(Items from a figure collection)

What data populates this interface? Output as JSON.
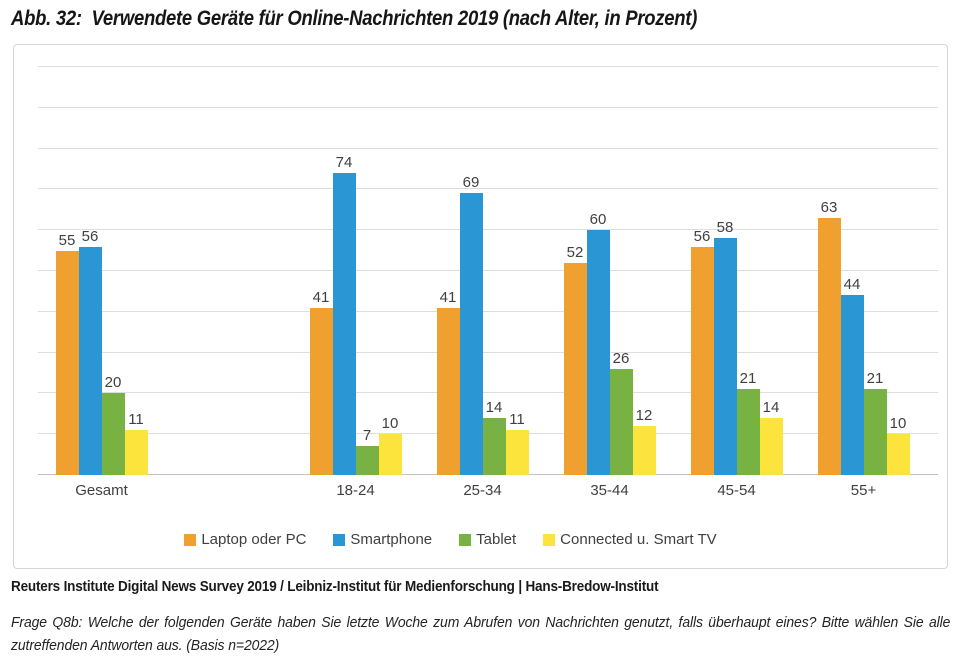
{
  "title": "Abb. 32:  Verwendete Geräte für Online-Nachrichten 2019 (nach Alter, in Prozent)",
  "source_line": "Reuters Institute Digital News Survey 2019 / Leibniz-Institut für Medienforschung | Hans-Bredow-Institut",
  "question_note": "Frage Q8b: Welche der folgenden Geräte haben Sie letzte Woche zum Abrufen von Nachrichten genutzt, falls überhaupt eines? Bitte wählen Sie alle zutreffenden Antworten aus. (Basis n=2022)",
  "chart_data": {
    "type": "bar",
    "title": "Verwendete Geräte für Online-Nachrichten 2019 (nach Alter, in Prozent)",
    "categories": [
      "Gesamt",
      "18-24",
      "25-34",
      "35-44",
      "45-54",
      "55+"
    ],
    "series": [
      {
        "name": "Laptop oder PC",
        "color": "#F0A02F",
        "values": [
          55,
          41,
          41,
          52,
          56,
          63
        ]
      },
      {
        "name": "Smartphone",
        "color": "#2A96D4",
        "values": [
          56,
          74,
          69,
          60,
          58,
          44
        ]
      },
      {
        "name": "Tablet",
        "color": "#78B242",
        "values": [
          20,
          7,
          14,
          26,
          21,
          21
        ]
      },
      {
        "name": "Connected u. Smart TV",
        "color": "#FCE43C",
        "values": [
          11,
          10,
          11,
          12,
          14,
          10
        ]
      }
    ],
    "ylim": [
      0,
      100
    ],
    "grid_step": 10,
    "grid": true,
    "y_axis_labels_visible": false,
    "value_labels": true,
    "legend_position": "bottom",
    "layout_hint": "one empty slot between Gesamt and 18-24 (7 slots total)",
    "colors": {
      "gridline": "#dedede",
      "axis_line": "#c2c2c2",
      "label_text": "#404040",
      "panel_border": "#d6d6d6"
    }
  }
}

The task =
Reproduce all entries without any change, and omit the pictures.

Task answer =
What data populates this interface? Output as JSON.
{
  "title": "Abb. 32:  Verwendete Geräte für Online-Nachrichten 2019 (nach Alter, in Prozent)",
  "source_line": "Reuters Institute Digital News Survey 2019 / Leibniz-Institut für Medienforschung | Hans-Bredow-Institut",
  "question_note": "Frage Q8b: Welche der folgenden Geräte haben Sie letzte Woche zum Abrufen von Nachrichten genutzt, falls überhaupt eines? Bitte wählen Sie alle zutreffenden Antworten aus. (Basis n=2022)",
  "chart_data": {
    "type": "bar",
    "title": "Verwendete Geräte für Online-Nachrichten 2019 (nach Alter, in Prozent)",
    "categories": [
      "Gesamt",
      "18-24",
      "25-34",
      "35-44",
      "45-54",
      "55+"
    ],
    "series": [
      {
        "name": "Laptop oder PC",
        "color": "#F0A02F",
        "values": [
          55,
          41,
          41,
          52,
          56,
          63
        ]
      },
      {
        "name": "Smartphone",
        "color": "#2A96D4",
        "values": [
          56,
          74,
          69,
          60,
          58,
          44
        ]
      },
      {
        "name": "Tablet",
        "color": "#78B242",
        "values": [
          20,
          7,
          14,
          26,
          21,
          21
        ]
      },
      {
        "name": "Connected u. Smart TV",
        "color": "#FCE43C",
        "values": [
          11,
          10,
          11,
          12,
          14,
          10
        ]
      }
    ],
    "ylim": [
      0,
      100
    ],
    "grid_step": 10,
    "grid": true,
    "y_axis_labels_visible": false,
    "value_labels": true,
    "legend_position": "bottom",
    "layout_hint": "one empty slot between Gesamt and 18-24 (7 slots total)",
    "colors": {
      "gridline": "#dedede",
      "axis_line": "#c2c2c2",
      "label_text": "#404040",
      "panel_border": "#d6d6d6"
    }
  }
}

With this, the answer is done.